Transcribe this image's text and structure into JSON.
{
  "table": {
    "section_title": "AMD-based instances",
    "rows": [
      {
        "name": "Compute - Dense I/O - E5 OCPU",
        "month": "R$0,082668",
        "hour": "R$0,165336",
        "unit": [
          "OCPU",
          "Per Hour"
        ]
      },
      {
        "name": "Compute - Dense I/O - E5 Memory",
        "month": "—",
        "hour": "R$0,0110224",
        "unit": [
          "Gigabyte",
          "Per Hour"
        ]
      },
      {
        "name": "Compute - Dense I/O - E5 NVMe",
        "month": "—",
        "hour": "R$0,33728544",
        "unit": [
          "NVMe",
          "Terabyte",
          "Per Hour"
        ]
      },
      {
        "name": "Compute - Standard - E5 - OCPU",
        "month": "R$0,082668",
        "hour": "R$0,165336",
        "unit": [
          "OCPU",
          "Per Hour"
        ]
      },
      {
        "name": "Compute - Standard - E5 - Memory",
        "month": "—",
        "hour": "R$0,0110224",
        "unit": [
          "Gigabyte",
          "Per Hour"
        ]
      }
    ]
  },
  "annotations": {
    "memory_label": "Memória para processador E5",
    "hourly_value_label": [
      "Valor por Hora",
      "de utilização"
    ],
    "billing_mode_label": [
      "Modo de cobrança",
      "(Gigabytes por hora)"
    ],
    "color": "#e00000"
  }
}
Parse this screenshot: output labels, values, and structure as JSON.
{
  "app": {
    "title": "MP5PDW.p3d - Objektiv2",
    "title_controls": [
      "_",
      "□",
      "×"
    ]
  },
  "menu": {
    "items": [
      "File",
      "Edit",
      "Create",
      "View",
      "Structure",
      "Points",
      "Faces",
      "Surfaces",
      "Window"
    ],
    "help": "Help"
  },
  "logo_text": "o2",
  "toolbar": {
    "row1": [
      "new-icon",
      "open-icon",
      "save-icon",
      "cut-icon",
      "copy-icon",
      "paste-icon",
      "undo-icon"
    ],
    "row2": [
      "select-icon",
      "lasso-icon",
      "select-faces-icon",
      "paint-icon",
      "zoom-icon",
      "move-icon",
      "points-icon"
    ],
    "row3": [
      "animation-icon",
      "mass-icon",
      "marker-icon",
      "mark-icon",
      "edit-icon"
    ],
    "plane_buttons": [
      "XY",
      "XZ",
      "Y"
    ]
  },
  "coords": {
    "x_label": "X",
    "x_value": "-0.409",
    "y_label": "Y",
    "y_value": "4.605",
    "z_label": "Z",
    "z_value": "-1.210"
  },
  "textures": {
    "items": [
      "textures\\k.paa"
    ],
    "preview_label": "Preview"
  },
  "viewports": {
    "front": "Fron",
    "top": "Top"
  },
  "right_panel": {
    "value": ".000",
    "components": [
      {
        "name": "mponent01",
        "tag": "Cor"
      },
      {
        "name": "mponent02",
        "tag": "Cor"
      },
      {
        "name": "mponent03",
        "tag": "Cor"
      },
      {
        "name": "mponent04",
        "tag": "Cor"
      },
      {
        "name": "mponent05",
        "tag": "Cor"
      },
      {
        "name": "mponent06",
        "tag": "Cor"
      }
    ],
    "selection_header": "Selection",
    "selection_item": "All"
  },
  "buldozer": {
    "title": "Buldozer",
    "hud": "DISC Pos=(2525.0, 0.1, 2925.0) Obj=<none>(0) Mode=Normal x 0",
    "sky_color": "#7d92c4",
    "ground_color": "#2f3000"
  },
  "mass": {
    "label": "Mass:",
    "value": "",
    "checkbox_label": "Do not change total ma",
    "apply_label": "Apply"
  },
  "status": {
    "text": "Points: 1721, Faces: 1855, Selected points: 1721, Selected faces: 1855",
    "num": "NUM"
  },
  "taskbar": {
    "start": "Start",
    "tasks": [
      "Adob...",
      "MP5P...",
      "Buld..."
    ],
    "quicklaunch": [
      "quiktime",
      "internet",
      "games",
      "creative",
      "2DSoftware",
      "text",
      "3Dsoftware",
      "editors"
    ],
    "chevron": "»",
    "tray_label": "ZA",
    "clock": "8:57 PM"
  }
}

════════════════

Write each line above out exactly.

• _EXERCISE SOLUTION_
Transcribe this image's text and structure into JSON.
{
  "table": {
    "section_title": "AMD-based instances",
    "rows": [
      {
        "name": "Compute - Dense I/O - E5 OCPU",
        "month": "R$0,082668",
        "hour": "R$0,165336",
        "unit": [
          "OCPU",
          "Per Hour"
        ]
      },
      {
        "name": "Compute - Dense I/O - E5 Memory",
        "month": "—",
        "hour": "R$0,0110224",
        "unit": [
          "Gigabyte",
          "Per Hour"
        ]
      },
      {
        "name": "Compute - Dense I/O - E5 NVMe",
        "month": "—",
        "hour": "R$0,33728544",
        "unit": [
          "NVMe",
          "Terabyte",
          "Per Hour"
        ]
      },
      {
        "name": "Compute - Standard - E5 - OCPU",
        "month": "R$0,082668",
        "hour": "R$0,165336",
        "unit": [
          "OCPU",
          "Per Hour"
        ]
      },
      {
        "name": "Compute - Standard - E5 - Memory",
        "month": "—",
        "hour": "R$0,0110224",
        "unit": [
          "Gigabyte",
          "Per Hour"
        ]
      }
    ]
  },
  "annotations": {
    "memory_label": "Memória para processador E5",
    "hourly_value_label": [
      "Valor por Hora",
      "de utilização"
    ],
    "billing_mode_label": [
      "Modo de cobrança",
      "(Gigabytes por hora)"
    ],
    "color": "#e00000"
  }
}
Parse this screenshot: output labels, values, and structure as JSON.
{
  "app": {
    "title": "MP5PDW.p3d - Objektiv2",
    "title_controls": [
      "_",
      "□",
      "×"
    ]
  },
  "menu": {
    "items": [
      "File",
      "Edit",
      "Create",
      "View",
      "Structure",
      "Points",
      "Faces",
      "Surfaces",
      "Window"
    ],
    "help": "Help"
  },
  "logo_text": "o2",
  "toolbar": {
    "row1": [
      "new-icon",
      "open-icon",
      "save-icon",
      "cut-icon",
      "copy-icon",
      "paste-icon",
      "undo-icon"
    ],
    "row2": [
      "select-icon",
      "lasso-icon",
      "select-faces-icon",
      "paint-icon",
      "zoom-icon",
      "move-icon",
      "points-icon"
    ],
    "row3": [
      "animation-icon",
      "mass-icon",
      "marker-icon",
      "mark-icon",
      "edit-icon"
    ],
    "plane_buttons": [
      "XY",
      "XZ",
      "Y"
    ]
  },
  "coords": {
    "x_label": "X",
    "x_value": "-0.409",
    "y_label": "Y",
    "y_value": "4.605",
    "z_label": "Z",
    "z_value": "-1.210"
  },
  "textures": {
    "items": [
      "textures\\k.paa"
    ],
    "preview_label": "Preview"
  },
  "viewports": {
    "front": "Fron",
    "top": "Top"
  },
  "right_panel": {
    "value": ".000",
    "components": [
      {
        "name": "mponent01",
        "tag": "Cor"
      },
      {
        "name": "mponent02",
        "tag": "Cor"
      },
      {
        "name": "mponent03",
        "tag": "Cor"
      },
      {
        "name": "mponent04",
        "tag": "Cor"
      },
      {
        "name": "mponent05",
        "tag": "Cor"
      },
      {
        "name": "mponent06",
        "tag": "Cor"
      }
    ],
    "selection_header": "Selection",
    "selection_item": "All"
  },
  "buldozer": {
    "title": "Buldozer",
    "hud": "DISC Pos=(2525.0, 0.1, 2925.0) Obj=<none>(0) Mode=Normal x 0",
    "sky_color": "#7d92c4",
    "ground_color": "#2f3000"
  },
  "mass": {
    "label": "Mass:",
    "value": "",
    "checkbox_label": "Do not change total ma",
    "apply_label": "Apply"
  },
  "status": {
    "text": "Points: 1721, Faces: 1855, Selected points: 1721, Selected faces: 1855",
    "num": "NUM"
  },
  "taskbar": {
    "start": "Start",
    "tasks": [
      "Adob...",
      "MP5P...",
      "Buld..."
    ],
    "quicklaunch": [
      "quiktime",
      "internet",
      "games",
      "creative",
      "2DSoftware",
      "text",
      "3Dsoftware",
      "editors"
    ],
    "chevron": "»",
    "tray_label": "ZA",
    "clock": "8:57 PM"
  }
}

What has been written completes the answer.